Do this:
Your job is to restate each entry word for word.

--- Start Material for this task ---

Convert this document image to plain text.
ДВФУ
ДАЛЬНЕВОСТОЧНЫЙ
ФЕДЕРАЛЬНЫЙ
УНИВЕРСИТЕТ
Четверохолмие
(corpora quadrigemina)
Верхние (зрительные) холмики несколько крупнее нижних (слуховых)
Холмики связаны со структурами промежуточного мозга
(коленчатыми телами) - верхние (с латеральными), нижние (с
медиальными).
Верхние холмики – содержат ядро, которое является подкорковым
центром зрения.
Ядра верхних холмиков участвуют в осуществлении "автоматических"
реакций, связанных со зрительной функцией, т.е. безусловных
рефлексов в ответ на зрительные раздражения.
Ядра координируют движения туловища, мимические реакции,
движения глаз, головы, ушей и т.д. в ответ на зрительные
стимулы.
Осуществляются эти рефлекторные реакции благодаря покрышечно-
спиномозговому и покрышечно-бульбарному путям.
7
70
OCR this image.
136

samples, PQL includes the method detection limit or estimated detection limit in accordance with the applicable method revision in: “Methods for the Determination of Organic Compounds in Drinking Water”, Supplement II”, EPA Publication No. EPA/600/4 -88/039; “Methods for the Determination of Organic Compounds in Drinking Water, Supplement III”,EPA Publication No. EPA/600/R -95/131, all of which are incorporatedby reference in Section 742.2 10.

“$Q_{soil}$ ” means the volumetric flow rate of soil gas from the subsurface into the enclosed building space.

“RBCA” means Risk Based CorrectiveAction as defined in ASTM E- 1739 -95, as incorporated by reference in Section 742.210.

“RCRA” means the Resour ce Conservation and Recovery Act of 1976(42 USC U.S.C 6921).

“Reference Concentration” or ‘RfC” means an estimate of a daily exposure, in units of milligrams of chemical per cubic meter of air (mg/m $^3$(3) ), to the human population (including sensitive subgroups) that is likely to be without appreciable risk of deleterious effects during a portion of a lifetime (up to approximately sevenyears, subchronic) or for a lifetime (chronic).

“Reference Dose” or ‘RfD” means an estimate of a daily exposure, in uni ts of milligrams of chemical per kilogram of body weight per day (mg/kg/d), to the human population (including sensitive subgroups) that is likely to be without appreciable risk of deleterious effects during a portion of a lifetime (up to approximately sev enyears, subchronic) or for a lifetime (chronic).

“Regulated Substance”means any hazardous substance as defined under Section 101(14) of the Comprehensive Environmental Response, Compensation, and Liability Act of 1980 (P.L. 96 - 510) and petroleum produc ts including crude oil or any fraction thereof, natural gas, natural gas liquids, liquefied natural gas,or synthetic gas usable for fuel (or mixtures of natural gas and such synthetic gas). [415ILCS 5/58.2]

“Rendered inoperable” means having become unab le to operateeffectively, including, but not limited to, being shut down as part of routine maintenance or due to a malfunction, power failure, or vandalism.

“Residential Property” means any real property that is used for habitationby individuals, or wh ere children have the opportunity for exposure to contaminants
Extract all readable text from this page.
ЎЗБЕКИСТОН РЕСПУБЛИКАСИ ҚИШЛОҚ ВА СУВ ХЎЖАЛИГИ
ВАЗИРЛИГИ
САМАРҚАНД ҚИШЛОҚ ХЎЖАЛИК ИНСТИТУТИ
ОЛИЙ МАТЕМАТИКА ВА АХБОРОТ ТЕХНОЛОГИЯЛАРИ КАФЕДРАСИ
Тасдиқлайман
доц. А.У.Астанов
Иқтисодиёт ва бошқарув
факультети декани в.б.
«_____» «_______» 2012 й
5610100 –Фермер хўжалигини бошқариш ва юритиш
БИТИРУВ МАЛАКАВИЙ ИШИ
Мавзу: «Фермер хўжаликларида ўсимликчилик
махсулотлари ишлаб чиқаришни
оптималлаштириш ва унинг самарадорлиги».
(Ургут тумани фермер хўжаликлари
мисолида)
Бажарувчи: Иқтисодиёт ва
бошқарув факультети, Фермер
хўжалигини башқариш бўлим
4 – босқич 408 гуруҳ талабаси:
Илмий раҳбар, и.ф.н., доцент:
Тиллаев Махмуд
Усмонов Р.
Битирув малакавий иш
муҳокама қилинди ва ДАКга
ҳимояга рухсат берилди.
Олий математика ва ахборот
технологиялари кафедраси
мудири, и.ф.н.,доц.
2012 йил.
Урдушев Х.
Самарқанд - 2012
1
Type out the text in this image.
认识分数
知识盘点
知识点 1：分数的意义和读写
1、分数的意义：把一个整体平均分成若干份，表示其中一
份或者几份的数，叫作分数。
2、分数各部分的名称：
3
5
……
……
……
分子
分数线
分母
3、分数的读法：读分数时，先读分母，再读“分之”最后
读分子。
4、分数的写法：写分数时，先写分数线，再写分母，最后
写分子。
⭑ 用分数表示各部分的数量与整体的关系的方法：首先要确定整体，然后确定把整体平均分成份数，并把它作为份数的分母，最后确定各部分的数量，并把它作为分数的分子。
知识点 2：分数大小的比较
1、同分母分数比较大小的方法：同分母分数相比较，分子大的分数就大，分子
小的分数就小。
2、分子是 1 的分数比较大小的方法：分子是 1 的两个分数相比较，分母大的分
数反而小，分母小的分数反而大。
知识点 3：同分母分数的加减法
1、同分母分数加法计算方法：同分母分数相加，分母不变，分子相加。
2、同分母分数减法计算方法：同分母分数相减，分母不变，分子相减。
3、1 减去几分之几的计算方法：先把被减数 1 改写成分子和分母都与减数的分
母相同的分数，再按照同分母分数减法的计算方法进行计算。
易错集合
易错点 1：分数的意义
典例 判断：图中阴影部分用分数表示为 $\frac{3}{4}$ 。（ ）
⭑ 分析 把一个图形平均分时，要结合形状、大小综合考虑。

--- End Material for this task ---

Solution to this exercise:
Convert this document image to plain text.
ДВФУ
ДАЛЬНЕВОСТОЧНЫЙ
ФЕДЕРАЛЬНЫЙ
УНИВЕРСИТЕТ
Четверохолмие
(corpora quadrigemina)
Верхние (зрительные) холмики несколько крупнее нижних (слуховых)
Холмики связаны со структурами промежуточного мозга
(коленчатыми телами) - верхние (с латеральными), нижние (с
медиальными).
Верхние холмики – содержат ядро, которое является подкорковым
центром зрения.
Ядра верхних холмиков участвуют в осуществлении "автоматических"
реакций, связанных со зрительной функцией, т.е. безусловных
рефлексов в ответ на зрительные раздражения.
Ядра координируют движения туловища, мимические реакции,
движения глаз, головы, ушей и т.д. в ответ на зрительные
стимулы.
Осуществляются эти рефлекторные реакции благодаря покрышечно-
спиномозговому и покрышечно-бульбарному путям.
7
70
OCR this image.
136

samples, PQL includes the method detection limit or estimated detection limit in accordance with the applicable method revision in: “Methods for the Determination of Organic Compounds in Drinking Water”, Supplement II”, EPA Publication No. EPA/600/4 -88/039; “Methods for the Determination of Organic Compounds in Drinking Water, Supplement III”,EPA Publication No. EPA/600/R -95/131, all of which are incorporatedby reference in Section 742.2 10.

“$Q_{soil}$ ” means the volumetric flow rate of soil gas from the subsurface into the enclosed building space.

“RBCA” means Risk Based CorrectiveAction as defined in ASTM E- 1739 -95, as incorporated by reference in Section 742.210.

“RCRA” means the Resour ce Conservation and Recovery Act of 1976(42 USC U.S.C 6921).

“Reference Concentration” or ‘RfC” means an estimate of a daily exposure, in units of milligrams of chemical per cubic meter of air (mg/m $^3$(3) ), to the human population (including sensitive subgroups) that is likely to be without appreciable risk of deleterious effects during a portion of a lifetime (up to approximately sevenyears, subchronic) or for a lifetime (chronic).

“Reference Dose” or ‘RfD” means an estimate of a daily exposure, in uni ts of milligrams of chemical per kilogram of body weight per day (mg/kg/d), to the human population (including sensitive subgroups) that is likely to be without appreciable risk of deleterious effects during a portion of a lifetime (up to approximately sev enyears, subchronic) or for a lifetime (chronic).

“Regulated Substance”means any hazardous substance as defined under Section 101(14) of the Comprehensive Environmental Response, Compensation, and Liability Act of 1980 (P.L. 96 - 510) and petroleum produc ts including crude oil or any fraction thereof, natural gas, natural gas liquids, liquefied natural gas,or synthetic gas usable for fuel (or mixtures of natural gas and such synthetic gas). [415ILCS 5/58.2]

“Rendered inoperable” means having become unab le to operateeffectively, including, but not limited to, being shut down as part of routine maintenance or due to a malfunction, power failure, or vandalism.

“Residential Property” means any real property that is used for habitationby individuals, or wh ere children have the opportunity for exposure to contaminants
Extract all readable text from this page.
ЎЗБЕКИСТОН РЕСПУБЛИКАСИ ҚИШЛОҚ ВА СУВ ХЎЖАЛИГИ
ВАЗИРЛИГИ
САМАРҚАНД ҚИШЛОҚ ХЎЖАЛИК ИНСТИТУТИ
ОЛИЙ МАТЕМАТИКА ВА АХБОРОТ ТЕХНОЛОГИЯЛАРИ КАФЕДРАСИ
Тасдиқлайман
доц. А.У.Астанов
Иқтисодиёт ва бошқарув
факультети декани в.б.
«_____» «_______» 2012 й
5610100 –Фермер хўжалигини бошқариш ва юритиш
БИТИРУВ МАЛАКАВИЙ ИШИ
Мавзу: «Фермер хўжаликларида ўсимликчилик
махсулотлари ишлаб чиқаришни
оптималлаштириш ва унинг самарадорлиги».
(Ургут тумани фермер хўжаликлари
мисолида)
Бажарувчи: Иқтисодиёт ва
бошқарув факультети, Фермер
хўжалигини башқариш бўлим
4 – босқич 408 гуруҳ талабаси:
Илмий раҳбар, и.ф.н., доцент:
Тиллаев Махмуд
Усмонов Р.
Битирув малакавий иш
муҳокама қилинди ва ДАКга
ҳимояга рухсат берилди.
Олий математика ва ахборот
технологиялари кафедраси
мудири, и.ф.н.,доц.
2012 йил.
Урдушев Х.
Самарқанд - 2012
1
Type out the text in this image.
认识分数
知识盘点
知识点 1：分数的意义和读写
1、分数的意义：把一个整体平均分成若干份，表示其中一
份或者几份的数，叫作分数。
2、分数各部分的名称：
3
5
……
……
……
分子
分数线
分母
3、分数的读法：读分数时，先读分母，再读“分之”最后
读分子。
4、分数的写法：写分数时，先写分数线，再写分母，最后
写分子。
⭑ 用分数表示各部分的数量与整体的关系的方法：首先要确定整体，然后确定把整体平均分成份数，并把它作为份数的分母，最后确定各部分的数量，并把它作为分数的分子。
知识点 2：分数大小的比较
1、同分母分数比较大小的方法：同分母分数相比较，分子大的分数就大，分子
小的分数就小。
2、分子是 1 的分数比较大小的方法：分子是 1 的两个分数相比较，分母大的分
数反而小，分母小的分数反而大。
知识点 3：同分母分数的加减法
1、同分母分数加法计算方法：同分母分数相加，分母不变，分子相加。
2、同分母分数减法计算方法：同分母分数相减，分母不变，分子相减。
3、1 减去几分之几的计算方法：先把被减数 1 改写成分子和分母都与减数的分
母相同的分数，再按照同分母分数减法的计算方法进行计算。
易错集合
易错点 1：分数的意义
典例 判断：图中阴影部分用分数表示为 $\frac{3}{4}$ 。（ ）
⭑ 分析 把一个图形平均分时，要结合形状、大小综合考虑。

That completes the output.